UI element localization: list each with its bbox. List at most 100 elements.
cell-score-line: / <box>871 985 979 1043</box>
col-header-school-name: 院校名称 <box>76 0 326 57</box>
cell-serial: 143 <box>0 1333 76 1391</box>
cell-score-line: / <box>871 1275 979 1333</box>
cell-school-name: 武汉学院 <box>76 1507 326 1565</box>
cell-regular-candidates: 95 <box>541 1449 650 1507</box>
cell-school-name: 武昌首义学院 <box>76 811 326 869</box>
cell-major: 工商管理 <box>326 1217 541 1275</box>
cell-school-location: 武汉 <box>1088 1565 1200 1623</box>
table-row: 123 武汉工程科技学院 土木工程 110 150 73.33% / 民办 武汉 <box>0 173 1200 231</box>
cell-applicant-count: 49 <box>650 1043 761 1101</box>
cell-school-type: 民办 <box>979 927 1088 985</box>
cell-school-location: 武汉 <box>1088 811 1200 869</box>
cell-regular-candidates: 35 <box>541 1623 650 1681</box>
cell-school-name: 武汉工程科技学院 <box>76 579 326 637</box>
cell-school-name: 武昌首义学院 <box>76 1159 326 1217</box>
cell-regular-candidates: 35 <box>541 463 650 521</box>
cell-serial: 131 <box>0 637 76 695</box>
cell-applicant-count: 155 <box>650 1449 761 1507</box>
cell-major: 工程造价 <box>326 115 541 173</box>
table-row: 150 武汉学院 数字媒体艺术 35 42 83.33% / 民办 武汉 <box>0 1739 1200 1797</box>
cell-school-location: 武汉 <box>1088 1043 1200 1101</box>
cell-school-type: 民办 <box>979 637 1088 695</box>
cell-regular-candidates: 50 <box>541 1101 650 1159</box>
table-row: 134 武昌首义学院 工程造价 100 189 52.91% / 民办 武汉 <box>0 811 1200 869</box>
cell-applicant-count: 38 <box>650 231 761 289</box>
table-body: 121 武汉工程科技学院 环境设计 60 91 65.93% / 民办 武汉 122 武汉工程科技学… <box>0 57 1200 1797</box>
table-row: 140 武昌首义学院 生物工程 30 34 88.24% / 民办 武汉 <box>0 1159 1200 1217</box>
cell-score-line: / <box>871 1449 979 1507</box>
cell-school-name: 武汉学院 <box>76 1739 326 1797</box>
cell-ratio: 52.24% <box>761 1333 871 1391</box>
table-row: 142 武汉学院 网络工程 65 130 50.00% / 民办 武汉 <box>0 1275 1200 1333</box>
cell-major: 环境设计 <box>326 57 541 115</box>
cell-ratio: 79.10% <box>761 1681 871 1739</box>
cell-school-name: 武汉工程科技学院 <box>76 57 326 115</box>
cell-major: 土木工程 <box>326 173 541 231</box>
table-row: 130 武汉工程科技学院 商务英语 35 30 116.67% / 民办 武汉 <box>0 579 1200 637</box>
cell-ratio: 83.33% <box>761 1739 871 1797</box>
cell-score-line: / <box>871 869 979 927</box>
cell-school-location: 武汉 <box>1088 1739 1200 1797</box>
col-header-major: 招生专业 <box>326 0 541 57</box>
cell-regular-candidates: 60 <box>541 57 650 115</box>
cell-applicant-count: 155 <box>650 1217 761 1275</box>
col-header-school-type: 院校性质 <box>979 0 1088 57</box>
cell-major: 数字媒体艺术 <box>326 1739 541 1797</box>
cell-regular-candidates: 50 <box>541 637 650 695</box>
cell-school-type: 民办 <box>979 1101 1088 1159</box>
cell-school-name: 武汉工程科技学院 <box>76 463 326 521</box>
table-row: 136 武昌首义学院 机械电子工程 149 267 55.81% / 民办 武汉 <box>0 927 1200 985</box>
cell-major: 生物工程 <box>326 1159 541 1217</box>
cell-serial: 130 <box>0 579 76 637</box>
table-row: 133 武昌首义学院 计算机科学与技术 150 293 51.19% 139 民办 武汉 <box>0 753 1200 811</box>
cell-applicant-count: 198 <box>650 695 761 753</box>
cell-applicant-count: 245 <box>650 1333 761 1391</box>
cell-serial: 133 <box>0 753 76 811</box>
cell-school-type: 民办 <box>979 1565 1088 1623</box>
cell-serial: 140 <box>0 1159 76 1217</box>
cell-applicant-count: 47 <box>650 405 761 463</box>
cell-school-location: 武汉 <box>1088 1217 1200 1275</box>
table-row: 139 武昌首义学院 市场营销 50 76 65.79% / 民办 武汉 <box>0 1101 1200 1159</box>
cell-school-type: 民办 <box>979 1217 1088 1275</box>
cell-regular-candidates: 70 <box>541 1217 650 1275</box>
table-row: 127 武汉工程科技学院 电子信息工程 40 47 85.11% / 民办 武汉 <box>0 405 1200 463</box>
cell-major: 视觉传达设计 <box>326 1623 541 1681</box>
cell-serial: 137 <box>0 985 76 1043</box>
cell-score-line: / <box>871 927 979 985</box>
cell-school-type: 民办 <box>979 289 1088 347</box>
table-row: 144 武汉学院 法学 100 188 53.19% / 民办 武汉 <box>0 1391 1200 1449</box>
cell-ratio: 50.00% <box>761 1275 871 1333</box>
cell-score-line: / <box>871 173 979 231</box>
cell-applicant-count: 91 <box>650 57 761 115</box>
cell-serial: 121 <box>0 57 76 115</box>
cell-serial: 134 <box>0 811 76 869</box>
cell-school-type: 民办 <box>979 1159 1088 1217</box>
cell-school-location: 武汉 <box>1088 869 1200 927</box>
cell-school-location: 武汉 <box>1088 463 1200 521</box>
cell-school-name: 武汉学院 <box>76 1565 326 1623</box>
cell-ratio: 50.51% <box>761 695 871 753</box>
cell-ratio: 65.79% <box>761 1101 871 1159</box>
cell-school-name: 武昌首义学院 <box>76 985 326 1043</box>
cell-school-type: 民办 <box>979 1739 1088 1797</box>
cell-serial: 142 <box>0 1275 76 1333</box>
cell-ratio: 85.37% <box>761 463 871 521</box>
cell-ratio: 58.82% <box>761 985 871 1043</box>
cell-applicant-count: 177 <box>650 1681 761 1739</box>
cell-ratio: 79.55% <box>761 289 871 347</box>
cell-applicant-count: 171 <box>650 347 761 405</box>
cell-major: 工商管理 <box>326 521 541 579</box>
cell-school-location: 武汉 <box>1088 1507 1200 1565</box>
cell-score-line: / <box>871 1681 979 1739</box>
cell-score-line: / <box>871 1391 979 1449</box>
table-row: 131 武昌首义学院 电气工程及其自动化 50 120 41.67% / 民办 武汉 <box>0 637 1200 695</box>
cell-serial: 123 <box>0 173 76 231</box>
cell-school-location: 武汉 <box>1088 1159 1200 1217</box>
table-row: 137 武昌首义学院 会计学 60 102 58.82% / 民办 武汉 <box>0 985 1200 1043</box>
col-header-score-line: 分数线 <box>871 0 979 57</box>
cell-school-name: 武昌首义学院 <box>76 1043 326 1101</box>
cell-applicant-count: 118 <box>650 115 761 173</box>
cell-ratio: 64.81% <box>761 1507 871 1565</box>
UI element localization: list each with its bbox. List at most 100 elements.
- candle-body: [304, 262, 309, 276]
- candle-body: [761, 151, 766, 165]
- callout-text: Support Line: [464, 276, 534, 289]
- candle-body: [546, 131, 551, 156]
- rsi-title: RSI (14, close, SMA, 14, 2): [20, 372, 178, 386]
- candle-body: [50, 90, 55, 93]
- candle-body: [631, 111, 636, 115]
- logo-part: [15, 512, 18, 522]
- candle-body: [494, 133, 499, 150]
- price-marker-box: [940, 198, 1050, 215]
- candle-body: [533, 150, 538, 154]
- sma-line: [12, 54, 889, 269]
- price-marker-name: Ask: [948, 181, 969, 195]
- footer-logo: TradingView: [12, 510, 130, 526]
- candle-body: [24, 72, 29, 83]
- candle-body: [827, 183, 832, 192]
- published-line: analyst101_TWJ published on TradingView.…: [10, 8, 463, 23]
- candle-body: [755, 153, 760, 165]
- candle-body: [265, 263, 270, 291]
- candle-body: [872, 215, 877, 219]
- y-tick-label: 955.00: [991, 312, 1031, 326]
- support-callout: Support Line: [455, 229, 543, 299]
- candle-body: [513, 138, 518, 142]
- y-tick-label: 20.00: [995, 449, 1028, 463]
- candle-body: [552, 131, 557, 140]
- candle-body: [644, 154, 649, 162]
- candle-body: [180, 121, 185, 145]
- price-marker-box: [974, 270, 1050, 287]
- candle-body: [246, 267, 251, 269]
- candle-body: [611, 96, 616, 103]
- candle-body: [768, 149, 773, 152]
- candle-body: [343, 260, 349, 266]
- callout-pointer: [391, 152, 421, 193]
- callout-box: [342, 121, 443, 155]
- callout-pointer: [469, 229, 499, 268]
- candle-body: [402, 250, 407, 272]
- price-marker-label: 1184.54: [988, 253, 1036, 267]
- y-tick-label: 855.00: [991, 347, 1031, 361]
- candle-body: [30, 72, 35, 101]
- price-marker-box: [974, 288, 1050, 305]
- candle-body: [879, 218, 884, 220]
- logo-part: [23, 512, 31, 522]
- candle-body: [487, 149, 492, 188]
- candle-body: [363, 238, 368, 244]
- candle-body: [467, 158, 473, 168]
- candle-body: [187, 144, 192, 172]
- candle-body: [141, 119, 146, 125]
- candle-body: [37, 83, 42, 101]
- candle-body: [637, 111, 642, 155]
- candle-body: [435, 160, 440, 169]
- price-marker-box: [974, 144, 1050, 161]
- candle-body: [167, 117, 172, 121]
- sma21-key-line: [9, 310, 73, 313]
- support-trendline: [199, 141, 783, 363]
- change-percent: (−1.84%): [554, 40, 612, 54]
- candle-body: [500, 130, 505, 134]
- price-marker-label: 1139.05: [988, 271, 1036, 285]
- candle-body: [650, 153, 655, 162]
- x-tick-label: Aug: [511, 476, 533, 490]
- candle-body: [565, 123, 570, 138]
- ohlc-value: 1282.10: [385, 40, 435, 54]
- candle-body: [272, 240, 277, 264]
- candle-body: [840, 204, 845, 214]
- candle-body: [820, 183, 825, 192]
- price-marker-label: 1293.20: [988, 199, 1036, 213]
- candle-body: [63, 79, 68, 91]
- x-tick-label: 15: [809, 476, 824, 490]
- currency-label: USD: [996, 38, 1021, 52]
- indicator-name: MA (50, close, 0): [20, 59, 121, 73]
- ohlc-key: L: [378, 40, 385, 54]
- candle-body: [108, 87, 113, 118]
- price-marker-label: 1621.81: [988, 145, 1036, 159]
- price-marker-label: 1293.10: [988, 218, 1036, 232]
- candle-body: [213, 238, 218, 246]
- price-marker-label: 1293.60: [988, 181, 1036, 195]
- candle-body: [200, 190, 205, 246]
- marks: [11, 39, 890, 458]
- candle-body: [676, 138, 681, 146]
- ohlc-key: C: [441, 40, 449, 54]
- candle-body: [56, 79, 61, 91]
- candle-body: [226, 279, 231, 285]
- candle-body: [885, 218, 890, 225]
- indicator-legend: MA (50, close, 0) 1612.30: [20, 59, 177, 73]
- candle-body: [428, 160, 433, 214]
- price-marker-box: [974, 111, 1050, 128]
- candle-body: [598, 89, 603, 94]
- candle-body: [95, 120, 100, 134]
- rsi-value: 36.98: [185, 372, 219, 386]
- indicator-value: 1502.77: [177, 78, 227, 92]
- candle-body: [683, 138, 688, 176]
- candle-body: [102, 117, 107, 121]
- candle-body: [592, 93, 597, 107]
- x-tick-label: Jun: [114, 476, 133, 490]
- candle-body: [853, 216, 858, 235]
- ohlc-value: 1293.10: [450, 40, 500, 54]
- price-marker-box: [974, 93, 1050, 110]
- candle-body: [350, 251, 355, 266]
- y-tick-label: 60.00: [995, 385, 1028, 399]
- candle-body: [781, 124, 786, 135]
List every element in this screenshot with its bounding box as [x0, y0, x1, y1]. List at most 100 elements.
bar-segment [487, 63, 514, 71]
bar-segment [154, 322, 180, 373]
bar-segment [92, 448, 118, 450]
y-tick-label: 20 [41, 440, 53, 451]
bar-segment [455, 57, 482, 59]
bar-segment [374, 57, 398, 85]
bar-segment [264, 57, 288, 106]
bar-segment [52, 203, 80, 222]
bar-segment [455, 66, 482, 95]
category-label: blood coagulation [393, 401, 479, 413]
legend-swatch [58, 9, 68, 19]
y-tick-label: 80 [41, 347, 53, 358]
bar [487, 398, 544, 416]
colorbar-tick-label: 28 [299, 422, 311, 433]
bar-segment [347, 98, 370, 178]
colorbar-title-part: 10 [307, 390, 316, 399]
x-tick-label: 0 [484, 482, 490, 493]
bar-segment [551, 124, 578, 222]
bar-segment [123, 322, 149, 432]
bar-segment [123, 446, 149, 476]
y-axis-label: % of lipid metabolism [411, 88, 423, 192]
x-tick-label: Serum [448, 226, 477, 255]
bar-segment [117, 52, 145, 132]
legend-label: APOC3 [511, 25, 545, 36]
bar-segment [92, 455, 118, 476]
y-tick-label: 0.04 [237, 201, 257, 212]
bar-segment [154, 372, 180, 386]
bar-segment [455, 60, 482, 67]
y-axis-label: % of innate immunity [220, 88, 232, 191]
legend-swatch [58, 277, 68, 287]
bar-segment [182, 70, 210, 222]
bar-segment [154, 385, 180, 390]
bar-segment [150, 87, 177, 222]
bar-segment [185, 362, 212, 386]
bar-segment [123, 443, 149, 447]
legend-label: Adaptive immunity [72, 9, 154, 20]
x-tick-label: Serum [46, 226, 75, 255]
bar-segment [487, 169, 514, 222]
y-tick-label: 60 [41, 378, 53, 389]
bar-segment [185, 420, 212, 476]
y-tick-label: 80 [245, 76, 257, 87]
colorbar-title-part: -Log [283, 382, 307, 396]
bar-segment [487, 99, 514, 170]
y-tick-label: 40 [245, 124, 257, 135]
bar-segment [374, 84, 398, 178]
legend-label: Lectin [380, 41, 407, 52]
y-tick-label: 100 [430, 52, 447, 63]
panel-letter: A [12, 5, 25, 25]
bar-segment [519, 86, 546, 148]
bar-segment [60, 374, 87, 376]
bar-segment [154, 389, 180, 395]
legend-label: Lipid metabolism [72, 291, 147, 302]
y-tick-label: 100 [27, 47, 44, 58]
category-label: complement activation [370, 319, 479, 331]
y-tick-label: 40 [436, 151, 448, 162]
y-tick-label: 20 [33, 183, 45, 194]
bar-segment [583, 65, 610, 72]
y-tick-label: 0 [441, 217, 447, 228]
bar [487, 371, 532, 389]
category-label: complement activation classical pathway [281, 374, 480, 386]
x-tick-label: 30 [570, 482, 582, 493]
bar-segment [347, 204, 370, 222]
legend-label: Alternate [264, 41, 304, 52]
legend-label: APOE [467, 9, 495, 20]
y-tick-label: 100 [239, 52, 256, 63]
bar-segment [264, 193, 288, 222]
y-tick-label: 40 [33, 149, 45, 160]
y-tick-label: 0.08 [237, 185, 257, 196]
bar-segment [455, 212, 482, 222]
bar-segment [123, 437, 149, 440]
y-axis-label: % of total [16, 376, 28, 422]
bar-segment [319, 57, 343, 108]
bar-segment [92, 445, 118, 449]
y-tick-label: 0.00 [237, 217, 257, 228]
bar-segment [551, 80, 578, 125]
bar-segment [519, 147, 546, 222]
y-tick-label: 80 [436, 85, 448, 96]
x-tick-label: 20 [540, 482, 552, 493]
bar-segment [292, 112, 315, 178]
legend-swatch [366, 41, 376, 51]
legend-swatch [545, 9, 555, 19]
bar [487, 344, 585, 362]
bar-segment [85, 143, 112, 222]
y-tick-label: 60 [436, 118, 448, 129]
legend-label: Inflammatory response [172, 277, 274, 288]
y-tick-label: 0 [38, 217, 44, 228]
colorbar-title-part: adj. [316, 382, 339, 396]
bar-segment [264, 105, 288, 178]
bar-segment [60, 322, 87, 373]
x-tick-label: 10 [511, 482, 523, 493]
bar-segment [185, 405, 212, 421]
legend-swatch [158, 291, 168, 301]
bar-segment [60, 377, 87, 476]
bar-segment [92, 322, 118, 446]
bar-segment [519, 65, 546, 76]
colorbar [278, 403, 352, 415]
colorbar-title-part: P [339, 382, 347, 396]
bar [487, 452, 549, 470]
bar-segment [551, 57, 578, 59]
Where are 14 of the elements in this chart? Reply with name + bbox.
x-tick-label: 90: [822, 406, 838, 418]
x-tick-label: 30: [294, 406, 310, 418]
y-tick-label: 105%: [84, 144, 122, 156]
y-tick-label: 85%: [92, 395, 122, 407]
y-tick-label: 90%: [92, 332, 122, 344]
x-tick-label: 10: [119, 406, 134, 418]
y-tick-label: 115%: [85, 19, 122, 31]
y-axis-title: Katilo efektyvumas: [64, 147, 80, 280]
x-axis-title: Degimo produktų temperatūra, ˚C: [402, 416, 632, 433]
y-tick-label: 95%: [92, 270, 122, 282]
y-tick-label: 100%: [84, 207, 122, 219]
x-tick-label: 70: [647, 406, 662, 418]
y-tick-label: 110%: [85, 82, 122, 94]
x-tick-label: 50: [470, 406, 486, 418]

+++

*TASK REQUIREMENTS*.
Render the records as a Markdown table with the columns No. and Entry, starting at the first line of the records and continuing through the line that contains "cell-applicant-count: 49 <box>650", both ends included. Number each line, and leave out any blank lines.

*PROBLEM SOLUTION*.
| No. | Entry |
|---|---|
| 1 | UI element localization: list each with its bbox. List at most 100 elements. |
| 2 | cell-score-line: / <box>871 985 979 1043</box> |
| 3 | col-header-school-name: 院校名称 <box>76 0 326 57</box> |
| 4 | cell-serial: 143 <box>0 1333 76 1391</box> |
| 5 | cell-score-line: / <box>871 1275 979 1333</box> |
| 6 | cell-school-name: 武汉学院 <box>76 1507 326 1565</box> |
| 7 | cell-regular-candidates: 95 <box>541 1449 650 1507</box> |
| 8 | cell-school-name: 武昌首义学院 <box>76 811 326 869</box> |
| 9 | cell-major: 工商管理 <box>326 1217 541 1275</box> |
| 10 | cell-school-location: 武汉 <box>1088 1565 1200 1623</box> |
| 11 | table-row: 123 武汉工程科技学院 土木工程 110 150 73.33% / 民办 武汉 <box>0 173 1200 231</box> |
| 12 | cell-applicant-count: 49 <box>650 1043 761 1101</box> |